## start RECORDS PROVIDED
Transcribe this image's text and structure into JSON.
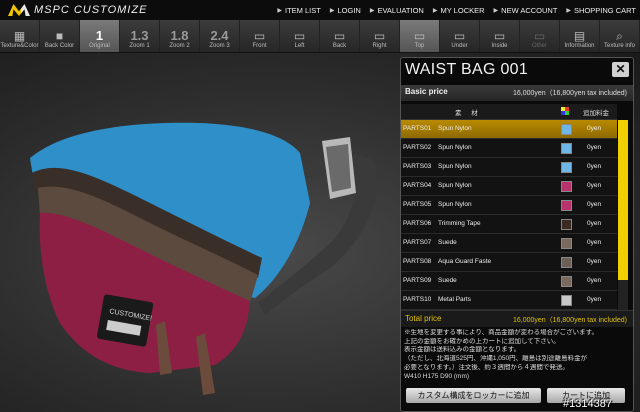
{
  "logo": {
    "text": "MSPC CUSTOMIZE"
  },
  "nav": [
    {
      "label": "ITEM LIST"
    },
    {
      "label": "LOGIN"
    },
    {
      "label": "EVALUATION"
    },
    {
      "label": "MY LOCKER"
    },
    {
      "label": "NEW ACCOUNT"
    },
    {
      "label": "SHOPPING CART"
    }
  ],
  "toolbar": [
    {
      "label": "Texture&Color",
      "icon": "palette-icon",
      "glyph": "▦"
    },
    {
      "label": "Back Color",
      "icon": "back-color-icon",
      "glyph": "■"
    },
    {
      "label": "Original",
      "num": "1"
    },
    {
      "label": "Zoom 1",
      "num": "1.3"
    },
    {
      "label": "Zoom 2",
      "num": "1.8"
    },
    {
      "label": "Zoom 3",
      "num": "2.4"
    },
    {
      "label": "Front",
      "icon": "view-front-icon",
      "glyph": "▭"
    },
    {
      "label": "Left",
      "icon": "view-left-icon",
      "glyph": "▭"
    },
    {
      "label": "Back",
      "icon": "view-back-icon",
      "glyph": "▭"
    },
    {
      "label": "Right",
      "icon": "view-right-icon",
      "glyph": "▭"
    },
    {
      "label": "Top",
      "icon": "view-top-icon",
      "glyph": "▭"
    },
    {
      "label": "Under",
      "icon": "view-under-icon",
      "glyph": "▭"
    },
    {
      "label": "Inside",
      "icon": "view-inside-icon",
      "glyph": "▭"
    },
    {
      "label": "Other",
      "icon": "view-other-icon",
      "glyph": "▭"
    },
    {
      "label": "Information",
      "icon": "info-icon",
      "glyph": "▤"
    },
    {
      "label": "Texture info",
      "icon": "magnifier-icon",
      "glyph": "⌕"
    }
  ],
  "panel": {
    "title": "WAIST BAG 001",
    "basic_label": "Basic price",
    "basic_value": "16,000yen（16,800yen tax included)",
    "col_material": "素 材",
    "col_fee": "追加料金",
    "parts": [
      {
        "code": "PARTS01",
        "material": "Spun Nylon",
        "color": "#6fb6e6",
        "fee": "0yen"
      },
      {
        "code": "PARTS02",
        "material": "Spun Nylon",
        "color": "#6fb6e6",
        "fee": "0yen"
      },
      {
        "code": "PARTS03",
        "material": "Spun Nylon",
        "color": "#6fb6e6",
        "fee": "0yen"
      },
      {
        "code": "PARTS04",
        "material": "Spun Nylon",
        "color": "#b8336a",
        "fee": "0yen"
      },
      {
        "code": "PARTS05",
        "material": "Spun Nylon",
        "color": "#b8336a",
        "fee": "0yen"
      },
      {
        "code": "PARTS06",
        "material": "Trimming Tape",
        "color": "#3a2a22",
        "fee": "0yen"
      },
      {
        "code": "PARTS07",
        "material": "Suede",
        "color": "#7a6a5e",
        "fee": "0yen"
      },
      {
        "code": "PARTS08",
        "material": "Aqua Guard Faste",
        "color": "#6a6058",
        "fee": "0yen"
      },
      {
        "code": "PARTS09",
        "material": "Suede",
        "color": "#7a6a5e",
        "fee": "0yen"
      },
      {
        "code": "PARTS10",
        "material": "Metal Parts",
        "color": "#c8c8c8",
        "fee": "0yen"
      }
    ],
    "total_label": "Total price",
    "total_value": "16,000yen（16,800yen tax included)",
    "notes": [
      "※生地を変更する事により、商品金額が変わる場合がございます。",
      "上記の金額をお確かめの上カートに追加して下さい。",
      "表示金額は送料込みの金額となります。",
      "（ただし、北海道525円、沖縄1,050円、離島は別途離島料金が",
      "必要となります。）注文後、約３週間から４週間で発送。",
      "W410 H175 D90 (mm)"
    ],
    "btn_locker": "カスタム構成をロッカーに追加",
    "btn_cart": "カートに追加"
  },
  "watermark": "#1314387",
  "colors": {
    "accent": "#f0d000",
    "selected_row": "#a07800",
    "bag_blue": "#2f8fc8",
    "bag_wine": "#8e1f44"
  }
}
## end RECORDS PROVIDED
## start RECORDS PROVIDED
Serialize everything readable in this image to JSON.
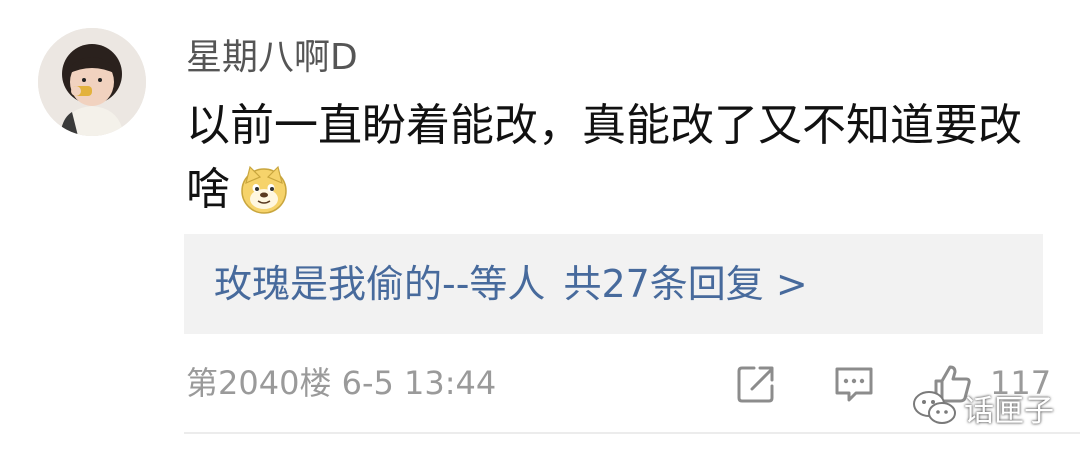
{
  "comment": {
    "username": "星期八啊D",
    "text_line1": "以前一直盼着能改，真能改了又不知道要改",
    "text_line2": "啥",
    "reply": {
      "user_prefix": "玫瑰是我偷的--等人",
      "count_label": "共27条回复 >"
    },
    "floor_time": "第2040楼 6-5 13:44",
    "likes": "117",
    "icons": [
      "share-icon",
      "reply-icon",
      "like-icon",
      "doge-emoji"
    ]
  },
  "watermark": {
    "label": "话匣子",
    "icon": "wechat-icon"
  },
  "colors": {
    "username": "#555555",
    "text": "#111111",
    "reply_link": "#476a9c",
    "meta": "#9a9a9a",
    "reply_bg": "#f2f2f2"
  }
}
## end RECORDS PROVIDED
## WORK TO COMPLETE
In the material above, find the lines that contain "code" and show them.

## ANSWER TO THIS PROBLEM
        "code": "PARTS01",
        "code": "PARTS02",
        "code": "PARTS03",
        "code": "PARTS04",
        "code": "PARTS05",
        "code": "PARTS06",
        "code": "PARTS07",
        "code": "PARTS08",
        "code": "PARTS09",
        "code": "PARTS10",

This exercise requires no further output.